| The data |
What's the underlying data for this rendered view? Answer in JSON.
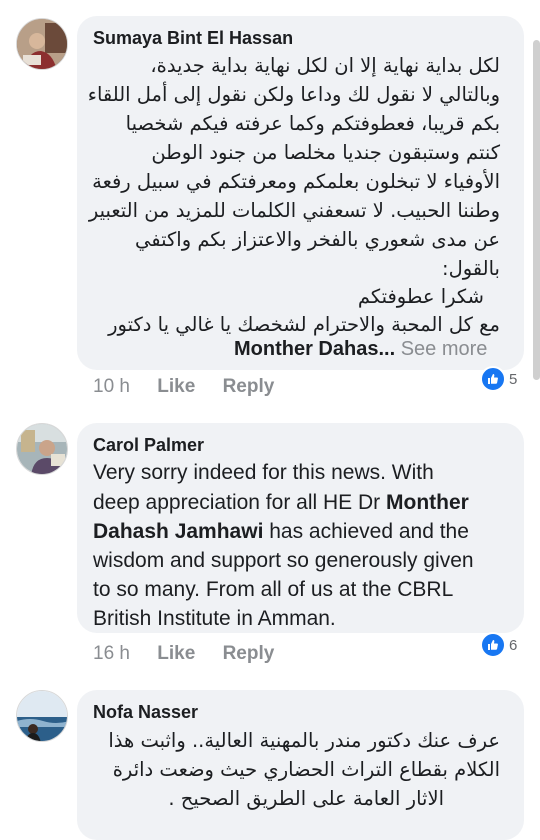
{
  "comments": [
    {
      "author": "Sumaya Bint El Hassan",
      "lines": [
        "لكل بداية نهاية إلا ان لكل نهاية بداية جديدة،",
        "وبالتالي لا نقول لك وداعا ولكن نقول إلى أمل اللقاء",
        "بكم قريبا، فعطوفتكم وكما عرفته فيكم شخصيا",
        "كنتم وستبقون جنديا مخلصا من جنود الوطن",
        "الأوفياء لا تبخلون بعلمكم ومعرفتكم في سبيل رفعة",
        "وطننا الحبيب. لا تسعفني الكلمات للمزيد من التعبير",
        "عن مدى شعوري بالفخر والاعتزاز بكم واكتفي",
        "بالقول:",
        "شكرا عطوفتكم",
        "مع كل المحبة والاحترام لشخصك يا غالي يا دكتور"
      ],
      "tag_name": "Monther Dahas...",
      "see_more": "See more",
      "time": "10 h",
      "like_label": "Like",
      "reply_label": "Reply",
      "reaction_count": "5"
    },
    {
      "author": "Carol Palmer",
      "lines": [
        {
          "a": "Very sorry indeed for this news. With",
          "b": ""
        },
        {
          "a": "deep appreciation for all HE Dr ",
          "b": "Monther"
        },
        {
          "a": "",
          "b": "Dahash Jamhawi",
          "c": " has achieved and the"
        },
        {
          "a": "wisdom and support so generously given",
          "b": ""
        },
        {
          "a": "to so many. From all of us at the CBRL",
          "b": ""
        },
        {
          "a": "British Institute in Amman.",
          "b": ""
        }
      ],
      "time": "16 h",
      "like_label": "Like",
      "reply_label": "Reply",
      "reaction_count": "6"
    },
    {
      "author": "Nofa Nasser",
      "lines": [
        "عرف عنك دكتور مندر بالمهنية  العالية.. واثبت هذا",
        "الكلام بقطاع التراث الحضاري حيث وضعت دائرة",
        "الاثار العامة  على الطريق الصحيح ."
      ]
    }
  ],
  "colors": {
    "bubble": "#f0f2f5",
    "meta": "#8a8d91",
    "like_blue": "#1877f2"
  },
  "icons": [
    "avatar-photo",
    "thumbs-up-icon"
  ]
}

| Exercise |
Show all lines above holding "this".

| The completed task |
What's the underlying data for this rendered view? Answer in JSON.
          "a": "Very sorry indeed for this news. With",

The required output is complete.